Ben non ! On ne me f’ra jamais admettre que les Modernes vaudraient plus cher que les Anciens valaient.
Vive Dieu, la France et le Roi, et ce, «toujours au cri de “morts aux vaches!”».
Le texte mêle analyse culturelle, critique sociale, et introspection personnelle. Toutefois, certaines de ses positions peuvent paraître élitistes ou passéistes, particulièrement dans sa glorification d’un mode de vie ancien et son rejet de la modernité.
En somme, le texte offre une réflexion critique sur l’impact de la culture américaine sur l’Europe, tout en révélant les tensions internes d’un auteur tiraillé entre fascination et rejet de cette modernité envahissante.
Bravo, Paul ! Tu réponds exactement – et avec une très fine citation – à ce qu’on peut objecter au texte d’Anjou.
Chaque jour je me félicite d’avoir une médecine performante, une bagnole qui ne tombe pas en panne, le monde ouvert par Internet.
Et je déplore pour autant le monde moderne.
Très pragmatiquement, je préfère le temps où les PTT distribuaient l’courrier et la téléphonie tout simplement comme il faut (le timbre au prix d’une demie-baguette de pain et la garantie affichée d’une distribution dans le lendemain si mis à la boîte avant la dernière levée et, par-dessus l’marché, gn’en avait plusieurs dans la même journée) ; le temps où mon automobile roulait 500000 kilomètres (voire davantage) au prix du seul entretien ; le temps où je pouvais causer dans l’turluphone avec n’importe lequel des quidams de l’administration et/ou des sociétés commerçantes ; le temps où ç’qu’j’savais qu’est-ç’que j’payais ; bref, le temps où les choses fonctionnaient.

## CONSIGNE A
Relevez dans l'extrait sur la modernité tout ce dont la personne qui écrit se félicite chaque jour.
## CONSIGNE B
Répondez aux questions suivantes d'après l'extrait sur la modernité.
(i) À qui s'adresse le « Bravo » ?
(ii) Combien de kilomètres l'automobile roulait-elle au prix du seul entretien ?
(iii) Sur quel continent le texte analysé montre-t-il l'impact de la culture américaine ?
## CONSIGNE C
Écrivez la suite de l'extrait sur la modernité à partir de sa dernière phrase.

## DONNÉES FOURNIES
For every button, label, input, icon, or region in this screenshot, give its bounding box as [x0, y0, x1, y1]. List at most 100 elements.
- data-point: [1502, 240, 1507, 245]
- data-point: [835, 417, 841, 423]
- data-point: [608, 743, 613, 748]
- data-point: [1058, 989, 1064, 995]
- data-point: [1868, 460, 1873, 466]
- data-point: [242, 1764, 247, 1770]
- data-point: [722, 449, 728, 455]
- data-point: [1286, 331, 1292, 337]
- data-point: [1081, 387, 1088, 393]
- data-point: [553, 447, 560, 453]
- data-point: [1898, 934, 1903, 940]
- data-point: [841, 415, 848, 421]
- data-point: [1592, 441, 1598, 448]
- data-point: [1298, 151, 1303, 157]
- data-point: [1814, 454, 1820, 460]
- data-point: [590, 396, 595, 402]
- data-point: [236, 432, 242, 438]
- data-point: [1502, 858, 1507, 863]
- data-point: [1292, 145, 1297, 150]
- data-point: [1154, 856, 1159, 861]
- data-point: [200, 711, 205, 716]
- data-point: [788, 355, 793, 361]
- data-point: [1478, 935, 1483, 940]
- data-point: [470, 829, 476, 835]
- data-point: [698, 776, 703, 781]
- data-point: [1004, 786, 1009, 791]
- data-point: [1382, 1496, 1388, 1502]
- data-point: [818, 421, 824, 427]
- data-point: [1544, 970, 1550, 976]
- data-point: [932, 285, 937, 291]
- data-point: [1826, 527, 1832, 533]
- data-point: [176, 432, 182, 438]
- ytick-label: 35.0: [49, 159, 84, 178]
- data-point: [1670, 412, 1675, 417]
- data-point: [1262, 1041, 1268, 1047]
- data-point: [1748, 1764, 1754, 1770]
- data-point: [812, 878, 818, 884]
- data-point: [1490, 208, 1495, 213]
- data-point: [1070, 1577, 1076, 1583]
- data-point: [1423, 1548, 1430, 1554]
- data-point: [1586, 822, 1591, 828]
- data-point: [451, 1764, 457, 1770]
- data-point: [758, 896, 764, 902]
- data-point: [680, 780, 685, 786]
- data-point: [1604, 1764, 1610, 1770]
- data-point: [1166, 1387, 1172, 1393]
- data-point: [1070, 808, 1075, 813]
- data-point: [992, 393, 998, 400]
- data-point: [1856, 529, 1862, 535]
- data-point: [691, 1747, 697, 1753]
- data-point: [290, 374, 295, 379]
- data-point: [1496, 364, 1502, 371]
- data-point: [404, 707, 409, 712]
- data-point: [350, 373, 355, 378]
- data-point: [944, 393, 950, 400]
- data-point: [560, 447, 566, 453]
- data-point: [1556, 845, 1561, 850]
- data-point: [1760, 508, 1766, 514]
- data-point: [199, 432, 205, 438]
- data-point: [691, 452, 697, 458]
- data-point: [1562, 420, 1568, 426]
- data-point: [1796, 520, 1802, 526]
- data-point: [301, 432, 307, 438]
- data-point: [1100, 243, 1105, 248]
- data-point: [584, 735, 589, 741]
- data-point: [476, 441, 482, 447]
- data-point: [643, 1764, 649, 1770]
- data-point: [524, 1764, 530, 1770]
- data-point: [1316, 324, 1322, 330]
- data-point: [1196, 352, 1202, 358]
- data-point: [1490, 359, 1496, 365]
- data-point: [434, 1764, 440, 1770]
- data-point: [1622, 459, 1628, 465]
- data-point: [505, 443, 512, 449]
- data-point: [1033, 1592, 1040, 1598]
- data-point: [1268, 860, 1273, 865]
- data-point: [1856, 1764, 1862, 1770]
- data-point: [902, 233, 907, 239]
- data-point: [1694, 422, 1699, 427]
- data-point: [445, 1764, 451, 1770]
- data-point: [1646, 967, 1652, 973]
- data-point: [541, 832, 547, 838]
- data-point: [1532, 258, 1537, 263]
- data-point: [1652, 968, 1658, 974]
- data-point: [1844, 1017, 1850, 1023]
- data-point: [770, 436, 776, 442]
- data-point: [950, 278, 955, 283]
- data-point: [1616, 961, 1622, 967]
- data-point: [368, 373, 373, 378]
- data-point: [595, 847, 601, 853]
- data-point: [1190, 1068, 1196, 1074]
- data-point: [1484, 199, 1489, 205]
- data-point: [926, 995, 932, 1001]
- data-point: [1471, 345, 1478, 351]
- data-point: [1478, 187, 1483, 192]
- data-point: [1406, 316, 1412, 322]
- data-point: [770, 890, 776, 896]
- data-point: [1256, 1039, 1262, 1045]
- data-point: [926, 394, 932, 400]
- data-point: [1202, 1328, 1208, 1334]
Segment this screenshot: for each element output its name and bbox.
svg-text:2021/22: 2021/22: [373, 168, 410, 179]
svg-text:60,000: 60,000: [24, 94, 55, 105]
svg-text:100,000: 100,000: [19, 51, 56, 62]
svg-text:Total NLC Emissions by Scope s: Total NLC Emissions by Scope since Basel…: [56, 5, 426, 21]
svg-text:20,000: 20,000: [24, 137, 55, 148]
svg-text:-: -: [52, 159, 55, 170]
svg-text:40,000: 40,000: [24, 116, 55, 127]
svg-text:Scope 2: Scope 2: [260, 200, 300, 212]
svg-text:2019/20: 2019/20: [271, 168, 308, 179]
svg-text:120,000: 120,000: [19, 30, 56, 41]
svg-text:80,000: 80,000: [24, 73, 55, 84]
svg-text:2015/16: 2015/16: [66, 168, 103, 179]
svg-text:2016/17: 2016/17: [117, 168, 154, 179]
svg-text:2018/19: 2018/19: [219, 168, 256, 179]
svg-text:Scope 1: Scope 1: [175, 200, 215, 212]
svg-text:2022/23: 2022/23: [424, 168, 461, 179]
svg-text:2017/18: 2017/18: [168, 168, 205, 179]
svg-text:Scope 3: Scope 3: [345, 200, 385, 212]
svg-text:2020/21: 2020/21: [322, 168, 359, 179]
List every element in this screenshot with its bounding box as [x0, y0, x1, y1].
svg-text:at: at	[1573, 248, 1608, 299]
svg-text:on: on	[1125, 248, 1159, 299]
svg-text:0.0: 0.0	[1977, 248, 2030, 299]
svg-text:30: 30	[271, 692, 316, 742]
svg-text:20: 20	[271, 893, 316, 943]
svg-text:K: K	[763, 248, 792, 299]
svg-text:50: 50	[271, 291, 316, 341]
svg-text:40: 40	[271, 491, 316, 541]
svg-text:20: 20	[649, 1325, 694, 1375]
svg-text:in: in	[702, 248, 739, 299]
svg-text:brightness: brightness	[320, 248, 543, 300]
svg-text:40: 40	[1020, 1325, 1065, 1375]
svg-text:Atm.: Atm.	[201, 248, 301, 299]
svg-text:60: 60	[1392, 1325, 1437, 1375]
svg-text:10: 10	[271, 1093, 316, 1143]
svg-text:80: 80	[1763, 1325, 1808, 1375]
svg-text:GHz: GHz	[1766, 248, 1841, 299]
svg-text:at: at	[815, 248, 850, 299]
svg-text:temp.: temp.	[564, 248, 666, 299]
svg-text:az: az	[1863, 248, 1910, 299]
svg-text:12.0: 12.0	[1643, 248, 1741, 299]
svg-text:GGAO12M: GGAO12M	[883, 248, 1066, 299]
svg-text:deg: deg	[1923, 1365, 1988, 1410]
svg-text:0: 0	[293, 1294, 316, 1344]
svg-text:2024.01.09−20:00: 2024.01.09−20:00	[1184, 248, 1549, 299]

## RÉSULTAT A
- une médecine performante
- une bagnole qui ne tombe pas en panne
- le monde ouvert par Internet

## RÉSULTAT B
(i) À Paul.
(ii) 500 000 kilomètres, voire davantage.
(iii) Sur l'Europe.

## RÉSULTAT C
Je préfère encore le téléphone fixe à la saloperie intempestive qui sonne à tout bout d’champ pour proposer des dragées qui n’existent pas et des calculs tirebouchonnés d’isolation thermique ; le temps où ç’que l’diesel me permettait d’rouler pour deux fois moins qu’à coup d’benzine ; le temps où c’est que l’pain il n’avait pas le même goût que l’bubble-gum à l’E951 ; le temps où ç’que j’prenais l’train d’nuit pour trois fois rien et que l’matin j’me frottais gentiment les quinquets devant l’jardin d’Perrache ensoleillé ; ah ça ! qu’c’est vrai que dans ç’temps-là on disait tous des tas d’couenneries, pisque gn’avait pas Ouikipedia pour nous rectifier la courbure des réflexions en ch’min…
Je me rappelle encore le merdecin (orthographe bienvenue d’Alfred Jarry) de ma grand-mère, à Caluire, qui n’était pas moins que l’gonze Dugoujon, maire du patelin, ç’ii qu’avait reçu dans sa cambuse l’gars Moulin à de Gaulle … Eh ben, ç’te Résistant qu’on sait, sûr qu’il était sympa, à preuve qu’i’s’déplaçait jusque chez l’patient, qu’i consultait, au moins, une heure ed’temps et prescrivait attentivement de d’la tisane, des herbes folles, des cachetons, des fois, qui f’saient pas d’mal, et il taillait l’bout d’gras, buvait un coup, croquait un brin, et tsétéra ; même qu’il a tenu vivant mon grand-père, gazé d’14 et invalide conséquent à 100% des éponges, de quoi qu’il est crevé en octobre 58, 10 ans plus jeune que je ne suis céans.
C’était l’bon temps, quoique’ z’aujourd’hui, c’est sûr, c’est mieux ed’faire gigoter sous la mitraille des aut’s equ’ nous et que les zigues d’Ukraine et d’Kosovo se fassent décorativement trouer la peau – ça fait jaser les jeunots qui savent tout mieux, maint’nant qu’i’s s’font r’faire l’cerveau à coups d’intelligence artificielle.
Ben non ! On ne me f’ra jamais admettre que les Modernes vaudraient plus cher que les Anciens valaient.
Vive Dieu, la France et le Roi, et ce, «toujours au cri de “morts aux vaches!”».